** Start Record list **
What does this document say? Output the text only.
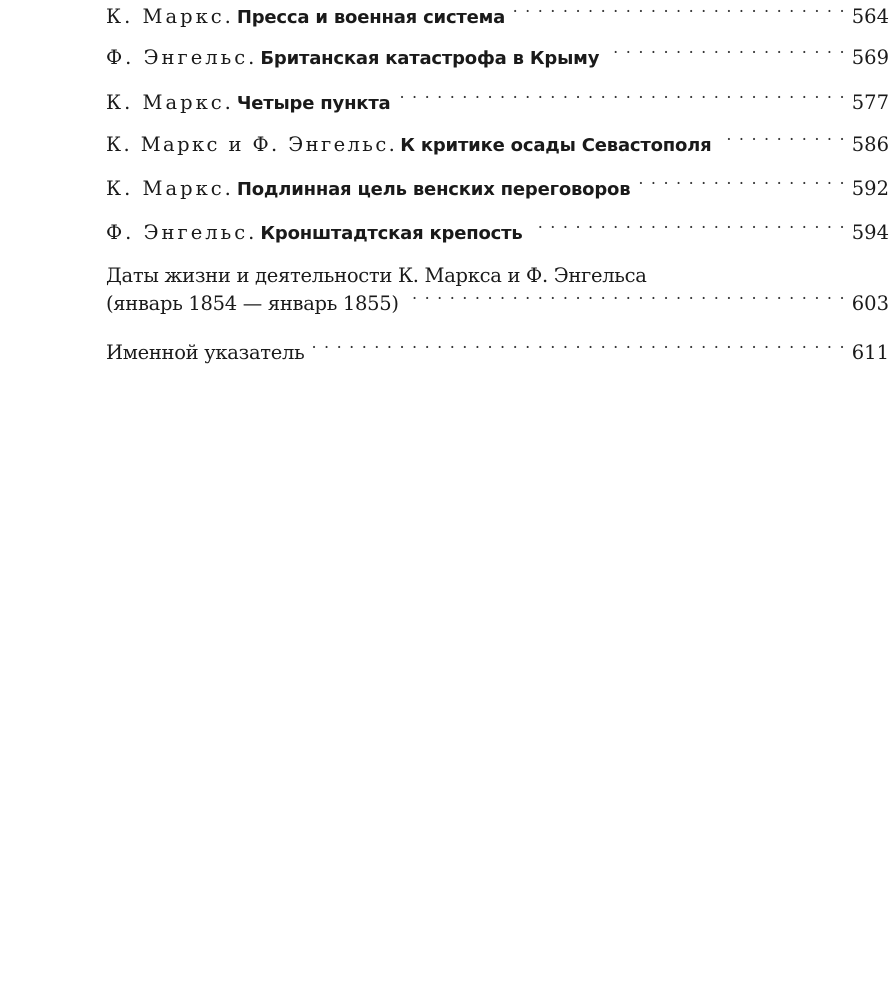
К. Маркс. Пресса и военная система . . .	564
Ф. Энгельс. Британская катастрофа в Крыму . . .	569
К. Маркс. Четыре пункта . . .	577
К. Маркс и Ф. Энгельс. К критике осады Севастополя . . .	586
К. Маркс. Подлинная цель венских переговоров . . .	592
Ф. Энгельс. Кронштадтская крепость . . .	594
Даты жизни и деятельности К. Маркса и Ф. Энгельса
(январь 1854 — январь 1855) . . .	603
Именной указатель . . .	611
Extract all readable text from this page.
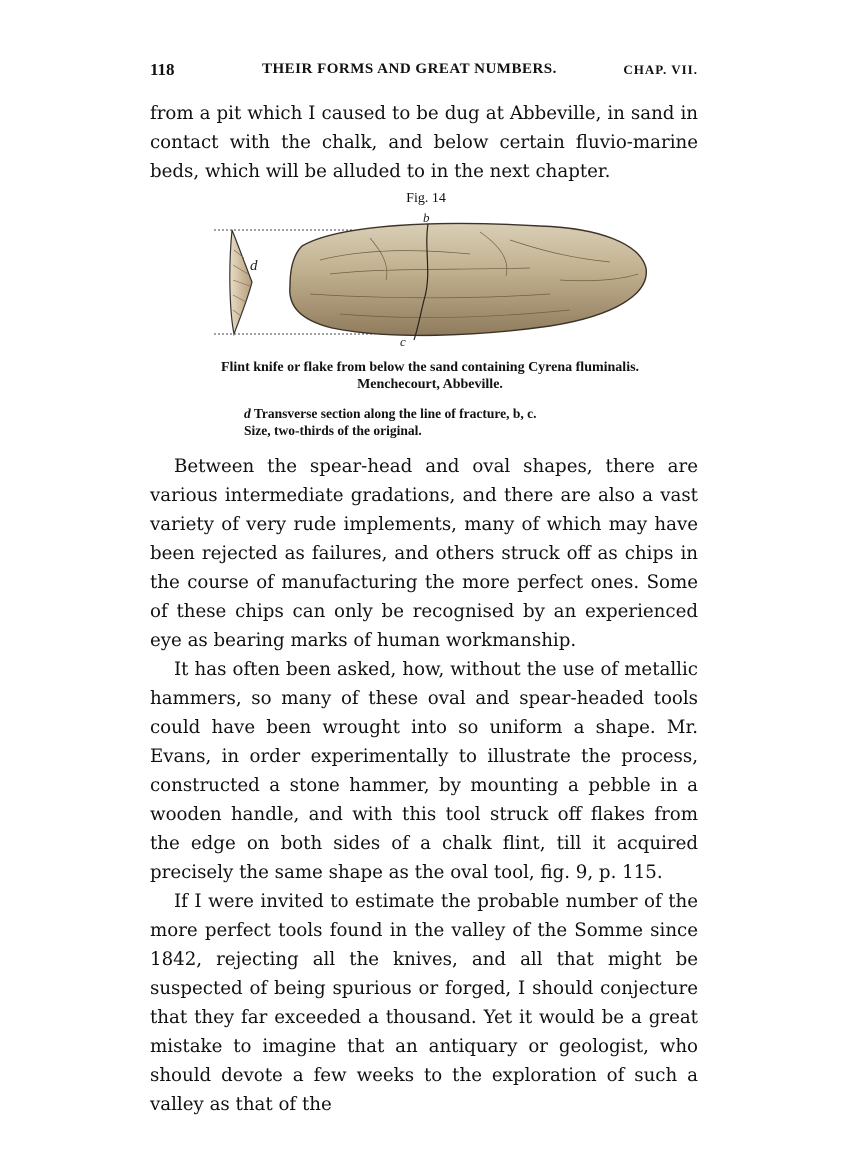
118	THEIR FORMS AND GREAT NUMBERS.	CHAP. VII.

from a pit which I caused to be dug at Abbeville, in sand in contact with the chalk, and below certain fluvio-marine beds, which will be alluded to in the next chapter.

Fig. 14
b
c
d
Flint knife or flake from below the sand containing Cyrena fluminalis.
Menchecourt, Abbeville.
d Transverse section along the line of fracture, b, c.
Size, two-thirds of the original.

Between the spear-head and oval shapes, there are various intermediate gradations, and there are also a vast variety of very rude implements, many of which may have been rejected as failures, and others struck off as chips in the course of manufacturing the more perfect ones. Some of these chips can only be recognised by an experienced eye as bearing marks of human workmanship.

It has often been asked, how, without the use of metallic hammers, so many of these oval and spear-headed tools could have been wrought into so uniform a shape. Mr. Evans, in order experimentally to illustrate the process, constructed a stone hammer, by mounting a pebble in a wooden handle, and with this tool struck off flakes from the edge on both sides of a chalk flint, till it acquired precisely the same shape as the oval tool, fig. 9, p. 115.

If I were invited to estimate the probable number of the more perfect tools found in the valley of the Somme since 1842, rejecting all the knives, and all that might be suspected of being spurious or forged, I should conjecture that they far exceeded a thousand. Yet it would be a great mistake to imagine that an antiquary or geologist, who should devote a few weeks to the exploration of such a valley as that of the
** End Record list **
Your objective: Among the records above, find each line holding the string "which" and pull it out.

The completed task:
from a pit which I caused to be dug at Abbeville, in sand in contact with the chalk, and below certain fluvio-marine beds, which will be alluded to in the next chapter.
Between the spear-head and oval shapes, there are various intermediate gradations, and there are also a vast variety of very rude implements, many of which may have been rejected as failures, and others struck off as chips in the course of manufacturing the more perfect ones. Some of these chips can only be recognised by an experienced eye as bearing marks of human workmanship.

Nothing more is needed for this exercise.